_What is being asked_
In the listing below, locate the lines bearing the word "name". Copy every one of them.

_Listed entries_
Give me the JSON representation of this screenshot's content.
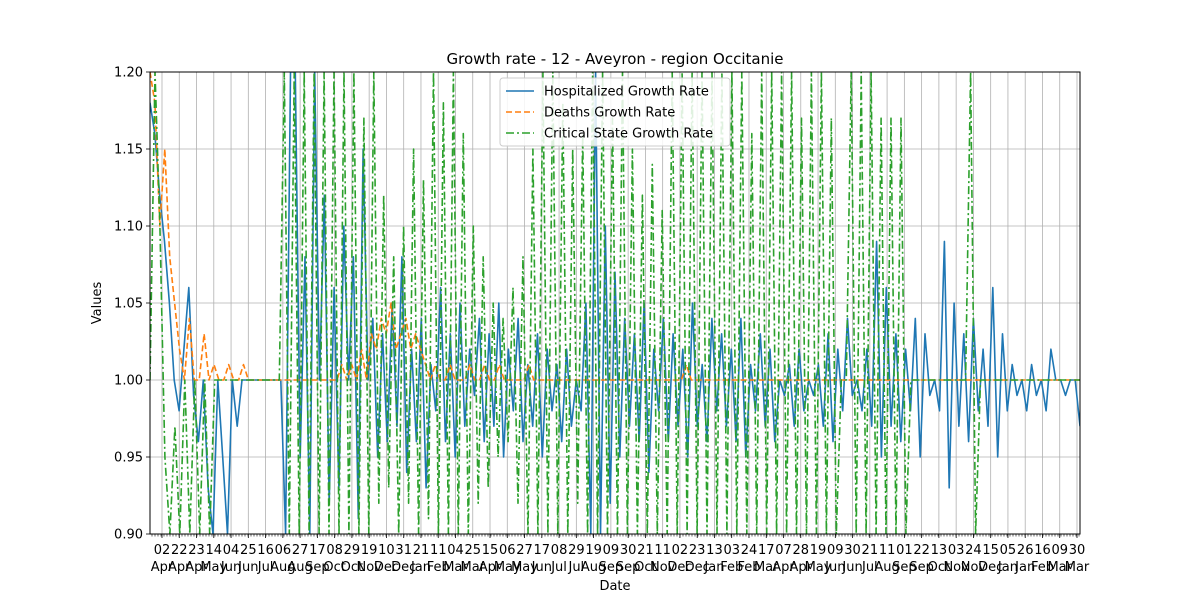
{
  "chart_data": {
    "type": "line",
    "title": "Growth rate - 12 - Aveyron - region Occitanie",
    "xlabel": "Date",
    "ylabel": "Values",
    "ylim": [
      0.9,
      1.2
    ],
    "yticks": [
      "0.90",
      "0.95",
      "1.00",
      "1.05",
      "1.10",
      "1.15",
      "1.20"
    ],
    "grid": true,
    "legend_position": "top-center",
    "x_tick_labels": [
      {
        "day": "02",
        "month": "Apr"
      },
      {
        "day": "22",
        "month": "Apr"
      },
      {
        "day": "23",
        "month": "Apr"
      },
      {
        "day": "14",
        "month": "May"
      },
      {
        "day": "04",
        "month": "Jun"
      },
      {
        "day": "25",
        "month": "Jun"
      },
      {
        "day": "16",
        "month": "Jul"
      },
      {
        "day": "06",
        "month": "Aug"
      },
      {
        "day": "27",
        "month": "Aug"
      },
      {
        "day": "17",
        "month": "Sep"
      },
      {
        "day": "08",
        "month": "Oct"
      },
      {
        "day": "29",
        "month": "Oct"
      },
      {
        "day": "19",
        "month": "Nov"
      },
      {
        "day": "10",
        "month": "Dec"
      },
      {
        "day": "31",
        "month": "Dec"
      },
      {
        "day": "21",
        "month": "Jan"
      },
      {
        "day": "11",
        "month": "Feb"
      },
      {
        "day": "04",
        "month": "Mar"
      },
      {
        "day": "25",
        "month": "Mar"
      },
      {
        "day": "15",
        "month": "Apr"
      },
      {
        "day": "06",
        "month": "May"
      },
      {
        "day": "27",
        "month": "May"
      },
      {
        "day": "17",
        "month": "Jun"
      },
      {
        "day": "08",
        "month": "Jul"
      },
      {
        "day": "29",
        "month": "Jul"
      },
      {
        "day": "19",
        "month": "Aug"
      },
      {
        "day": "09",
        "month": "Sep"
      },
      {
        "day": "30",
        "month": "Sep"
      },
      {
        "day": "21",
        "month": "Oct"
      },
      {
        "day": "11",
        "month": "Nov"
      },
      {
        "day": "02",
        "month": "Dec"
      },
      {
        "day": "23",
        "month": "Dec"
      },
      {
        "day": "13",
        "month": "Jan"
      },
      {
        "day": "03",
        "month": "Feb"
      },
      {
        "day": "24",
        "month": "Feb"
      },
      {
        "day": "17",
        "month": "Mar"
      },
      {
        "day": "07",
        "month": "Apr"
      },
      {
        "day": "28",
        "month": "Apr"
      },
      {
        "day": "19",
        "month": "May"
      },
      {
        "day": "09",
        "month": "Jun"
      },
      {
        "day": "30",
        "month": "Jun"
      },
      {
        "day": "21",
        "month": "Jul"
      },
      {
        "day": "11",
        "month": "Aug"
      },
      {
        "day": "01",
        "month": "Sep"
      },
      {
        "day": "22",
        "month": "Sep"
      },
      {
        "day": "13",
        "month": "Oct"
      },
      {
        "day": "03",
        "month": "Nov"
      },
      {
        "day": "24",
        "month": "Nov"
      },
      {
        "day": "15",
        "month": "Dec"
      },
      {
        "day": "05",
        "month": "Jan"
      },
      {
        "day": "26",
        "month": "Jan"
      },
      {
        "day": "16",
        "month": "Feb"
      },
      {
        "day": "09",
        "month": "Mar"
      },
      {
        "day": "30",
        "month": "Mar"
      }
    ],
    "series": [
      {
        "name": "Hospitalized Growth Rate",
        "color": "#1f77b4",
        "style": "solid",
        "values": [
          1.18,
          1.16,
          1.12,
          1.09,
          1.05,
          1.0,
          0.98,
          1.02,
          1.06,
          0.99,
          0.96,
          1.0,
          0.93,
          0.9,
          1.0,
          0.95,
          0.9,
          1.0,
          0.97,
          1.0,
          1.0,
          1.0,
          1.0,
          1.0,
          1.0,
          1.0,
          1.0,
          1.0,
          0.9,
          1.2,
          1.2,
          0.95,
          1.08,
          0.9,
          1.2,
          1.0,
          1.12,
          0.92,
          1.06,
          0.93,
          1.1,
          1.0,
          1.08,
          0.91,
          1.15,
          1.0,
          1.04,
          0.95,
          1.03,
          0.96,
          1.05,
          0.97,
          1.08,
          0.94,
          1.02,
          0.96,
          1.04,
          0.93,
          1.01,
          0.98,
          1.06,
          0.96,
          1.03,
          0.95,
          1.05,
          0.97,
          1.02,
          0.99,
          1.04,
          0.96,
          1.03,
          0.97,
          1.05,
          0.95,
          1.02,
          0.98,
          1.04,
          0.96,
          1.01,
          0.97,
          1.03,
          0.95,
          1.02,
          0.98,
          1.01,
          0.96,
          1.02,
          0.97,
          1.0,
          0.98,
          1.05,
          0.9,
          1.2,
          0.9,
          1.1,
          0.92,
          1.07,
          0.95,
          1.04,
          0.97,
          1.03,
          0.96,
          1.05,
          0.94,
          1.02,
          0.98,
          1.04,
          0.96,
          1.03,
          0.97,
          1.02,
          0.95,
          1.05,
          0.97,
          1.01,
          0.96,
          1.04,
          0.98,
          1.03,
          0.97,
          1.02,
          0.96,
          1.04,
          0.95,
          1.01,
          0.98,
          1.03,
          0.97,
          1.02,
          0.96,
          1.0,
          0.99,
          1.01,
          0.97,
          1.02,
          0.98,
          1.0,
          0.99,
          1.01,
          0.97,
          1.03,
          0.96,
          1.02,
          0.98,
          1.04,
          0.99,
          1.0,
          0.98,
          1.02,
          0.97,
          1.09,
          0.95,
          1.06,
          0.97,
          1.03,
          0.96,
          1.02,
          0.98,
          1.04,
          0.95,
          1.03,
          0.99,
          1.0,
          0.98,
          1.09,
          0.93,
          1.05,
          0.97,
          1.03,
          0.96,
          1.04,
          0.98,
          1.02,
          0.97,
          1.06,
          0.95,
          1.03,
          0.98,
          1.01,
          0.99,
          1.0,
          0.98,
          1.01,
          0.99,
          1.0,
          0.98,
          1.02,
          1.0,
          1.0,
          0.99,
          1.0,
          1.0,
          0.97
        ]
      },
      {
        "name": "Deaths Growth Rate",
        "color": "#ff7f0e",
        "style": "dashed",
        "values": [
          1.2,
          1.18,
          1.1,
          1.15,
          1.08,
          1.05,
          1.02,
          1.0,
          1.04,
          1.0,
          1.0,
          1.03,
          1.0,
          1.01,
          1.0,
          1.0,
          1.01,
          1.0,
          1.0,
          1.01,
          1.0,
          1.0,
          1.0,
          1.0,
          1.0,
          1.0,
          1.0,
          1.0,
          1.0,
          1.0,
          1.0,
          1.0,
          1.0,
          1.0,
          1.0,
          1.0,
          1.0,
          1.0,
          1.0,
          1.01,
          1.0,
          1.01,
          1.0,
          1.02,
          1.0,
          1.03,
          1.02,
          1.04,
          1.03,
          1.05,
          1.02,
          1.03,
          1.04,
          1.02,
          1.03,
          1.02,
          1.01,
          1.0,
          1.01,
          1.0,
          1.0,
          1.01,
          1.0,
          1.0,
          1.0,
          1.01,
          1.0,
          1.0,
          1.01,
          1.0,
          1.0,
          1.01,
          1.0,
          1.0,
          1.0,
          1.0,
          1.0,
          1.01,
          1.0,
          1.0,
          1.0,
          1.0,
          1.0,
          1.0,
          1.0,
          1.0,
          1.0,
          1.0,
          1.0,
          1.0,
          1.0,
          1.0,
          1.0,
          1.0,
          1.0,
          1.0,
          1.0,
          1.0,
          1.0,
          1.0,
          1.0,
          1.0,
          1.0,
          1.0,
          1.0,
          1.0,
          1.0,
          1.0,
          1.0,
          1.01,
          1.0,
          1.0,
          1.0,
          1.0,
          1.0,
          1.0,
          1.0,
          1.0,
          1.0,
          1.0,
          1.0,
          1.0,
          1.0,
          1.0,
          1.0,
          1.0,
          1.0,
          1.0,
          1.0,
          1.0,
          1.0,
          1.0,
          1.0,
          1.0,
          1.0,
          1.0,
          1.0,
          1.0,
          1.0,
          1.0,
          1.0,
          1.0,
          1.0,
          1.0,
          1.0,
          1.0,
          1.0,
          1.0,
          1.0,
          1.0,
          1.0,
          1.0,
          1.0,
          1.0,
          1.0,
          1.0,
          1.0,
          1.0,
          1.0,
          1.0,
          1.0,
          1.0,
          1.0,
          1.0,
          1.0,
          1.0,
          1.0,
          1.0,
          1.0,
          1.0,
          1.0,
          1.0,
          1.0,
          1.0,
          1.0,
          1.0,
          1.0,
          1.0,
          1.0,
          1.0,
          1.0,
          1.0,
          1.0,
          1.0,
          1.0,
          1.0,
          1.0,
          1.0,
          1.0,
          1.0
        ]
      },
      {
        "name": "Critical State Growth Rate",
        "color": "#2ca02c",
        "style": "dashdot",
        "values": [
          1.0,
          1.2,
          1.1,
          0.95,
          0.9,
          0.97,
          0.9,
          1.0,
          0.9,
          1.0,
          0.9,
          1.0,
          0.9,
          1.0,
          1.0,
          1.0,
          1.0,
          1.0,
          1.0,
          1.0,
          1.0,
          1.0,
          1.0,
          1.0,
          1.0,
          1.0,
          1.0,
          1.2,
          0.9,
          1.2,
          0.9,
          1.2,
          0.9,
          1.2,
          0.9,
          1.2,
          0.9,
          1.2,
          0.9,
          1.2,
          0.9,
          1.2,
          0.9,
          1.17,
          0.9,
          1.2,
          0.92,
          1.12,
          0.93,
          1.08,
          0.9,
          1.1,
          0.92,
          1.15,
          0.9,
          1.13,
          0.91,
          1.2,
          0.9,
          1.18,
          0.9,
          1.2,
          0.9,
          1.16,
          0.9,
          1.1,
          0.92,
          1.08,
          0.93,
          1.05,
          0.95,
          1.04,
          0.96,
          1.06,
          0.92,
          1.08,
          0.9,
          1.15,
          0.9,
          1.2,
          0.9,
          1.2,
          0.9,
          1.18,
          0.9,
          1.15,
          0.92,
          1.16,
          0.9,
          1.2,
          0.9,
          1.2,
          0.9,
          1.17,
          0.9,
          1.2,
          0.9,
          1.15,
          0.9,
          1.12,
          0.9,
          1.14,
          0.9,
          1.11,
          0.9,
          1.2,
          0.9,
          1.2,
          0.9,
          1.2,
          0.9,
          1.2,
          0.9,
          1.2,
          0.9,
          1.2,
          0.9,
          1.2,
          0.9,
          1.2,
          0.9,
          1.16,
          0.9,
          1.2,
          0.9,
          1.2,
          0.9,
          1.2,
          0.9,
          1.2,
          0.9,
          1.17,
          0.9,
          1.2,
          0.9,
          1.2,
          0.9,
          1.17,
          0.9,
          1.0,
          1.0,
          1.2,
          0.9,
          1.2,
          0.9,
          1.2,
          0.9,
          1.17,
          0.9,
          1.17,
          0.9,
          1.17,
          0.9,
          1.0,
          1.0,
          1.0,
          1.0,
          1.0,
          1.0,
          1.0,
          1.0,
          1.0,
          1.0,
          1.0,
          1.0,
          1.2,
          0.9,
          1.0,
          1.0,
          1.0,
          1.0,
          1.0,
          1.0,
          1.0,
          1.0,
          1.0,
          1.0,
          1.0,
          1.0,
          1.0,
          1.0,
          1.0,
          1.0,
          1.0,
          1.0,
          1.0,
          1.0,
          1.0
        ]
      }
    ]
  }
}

_Written response_
        "name": "Hospitalized Growth Rate",
        "name": "Deaths Growth Rate",
        "name": "Critical State Growth Rate",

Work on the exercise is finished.